Goal.
Omit all images. Transcribe the rest of the material below exactly.

Data to process.
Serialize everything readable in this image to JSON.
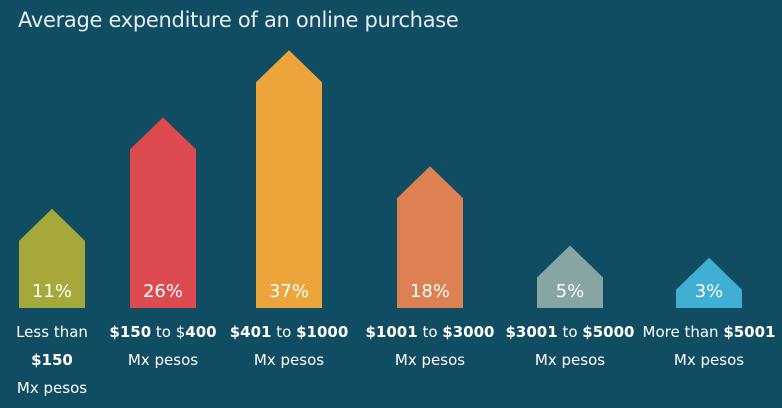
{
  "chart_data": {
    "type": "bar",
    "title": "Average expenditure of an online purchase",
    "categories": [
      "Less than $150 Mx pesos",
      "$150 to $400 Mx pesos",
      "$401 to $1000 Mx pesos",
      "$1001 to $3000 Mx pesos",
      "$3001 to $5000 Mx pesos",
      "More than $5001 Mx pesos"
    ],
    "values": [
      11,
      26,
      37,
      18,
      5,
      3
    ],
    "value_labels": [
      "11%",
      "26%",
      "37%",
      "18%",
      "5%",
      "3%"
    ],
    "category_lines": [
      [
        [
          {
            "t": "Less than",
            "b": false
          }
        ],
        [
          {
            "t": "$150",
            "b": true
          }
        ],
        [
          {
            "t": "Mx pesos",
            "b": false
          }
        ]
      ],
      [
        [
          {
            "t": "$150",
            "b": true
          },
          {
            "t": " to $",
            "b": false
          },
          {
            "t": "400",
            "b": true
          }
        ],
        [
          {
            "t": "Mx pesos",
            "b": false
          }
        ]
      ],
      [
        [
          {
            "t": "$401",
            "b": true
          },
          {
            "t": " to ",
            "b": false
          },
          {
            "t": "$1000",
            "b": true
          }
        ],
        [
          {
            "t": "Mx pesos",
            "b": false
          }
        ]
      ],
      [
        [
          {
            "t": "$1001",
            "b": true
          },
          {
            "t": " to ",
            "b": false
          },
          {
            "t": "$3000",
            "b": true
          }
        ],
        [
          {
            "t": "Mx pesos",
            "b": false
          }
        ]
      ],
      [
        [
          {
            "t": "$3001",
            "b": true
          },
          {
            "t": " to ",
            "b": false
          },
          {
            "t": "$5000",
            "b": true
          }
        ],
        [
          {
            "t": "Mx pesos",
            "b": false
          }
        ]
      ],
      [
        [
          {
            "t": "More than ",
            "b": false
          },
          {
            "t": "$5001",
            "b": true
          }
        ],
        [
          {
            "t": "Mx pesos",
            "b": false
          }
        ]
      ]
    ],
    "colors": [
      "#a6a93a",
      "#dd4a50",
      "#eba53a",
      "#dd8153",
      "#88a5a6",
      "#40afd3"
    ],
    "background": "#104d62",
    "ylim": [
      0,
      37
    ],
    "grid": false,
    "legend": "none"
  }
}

Result of this exercise.
Serialize everything readable in this image to JSON.
{
  "chart_data": {
    "type": "bar",
    "title": "Average expenditure of an online purchase",
    "categories": [
      "Less than $150 Mx pesos",
      "$150 to $400 Mx pesos",
      "$401 to $1000 Mx pesos",
      "$1001 to $3000 Mx pesos",
      "$3001 to $5000 Mx pesos",
      "More than $5001 Mx pesos"
    ],
    "values": [
      11,
      26,
      37,
      18,
      5,
      3
    ],
    "value_labels": [
      "11%",
      "26%",
      "37%",
      "18%",
      "5%",
      "3%"
    ],
    "category_lines": [
      [
        [
          {
            "t": "Less than",
            "b": false
          }
        ],
        [
          {
            "t": "$150",
            "b": true
          }
        ],
        [
          {
            "t": "Mx pesos",
            "b": false
          }
        ]
      ],
      [
        [
          {
            "t": "$150",
            "b": true
          },
          {
            "t": " to $",
            "b": false
          },
          {
            "t": "400",
            "b": true
          }
        ],
        [
          {
            "t": "Mx pesos",
            "b": false
          }
        ]
      ],
      [
        [
          {
            "t": "$401",
            "b": true
          },
          {
            "t": " to ",
            "b": false
          },
          {
            "t": "$1000",
            "b": true
          }
        ],
        [
          {
            "t": "Mx pesos",
            "b": false
          }
        ]
      ],
      [
        [
          {
            "t": "$1001",
            "b": true
          },
          {
            "t": " to ",
            "b": false
          },
          {
            "t": "$3000",
            "b": true
          }
        ],
        [
          {
            "t": "Mx pesos",
            "b": false
          }
        ]
      ],
      [
        [
          {
            "t": "$3001",
            "b": true
          },
          {
            "t": " to ",
            "b": false
          },
          {
            "t": "$5000",
            "b": true
          }
        ],
        [
          {
            "t": "Mx pesos",
            "b": false
          }
        ]
      ],
      [
        [
          {
            "t": "More than ",
            "b": false
          },
          {
            "t": "$5001",
            "b": true
          }
        ],
        [
          {
            "t": "Mx pesos",
            "b": false
          }
        ]
      ]
    ],
    "colors": [
      "#a6a93a",
      "#dd4a50",
      "#eba53a",
      "#dd8153",
      "#88a5a6",
      "#40afd3"
    ],
    "background": "#104d62",
    "ylim": [
      0,
      37
    ],
    "grid": false,
    "legend": "none"
  }
}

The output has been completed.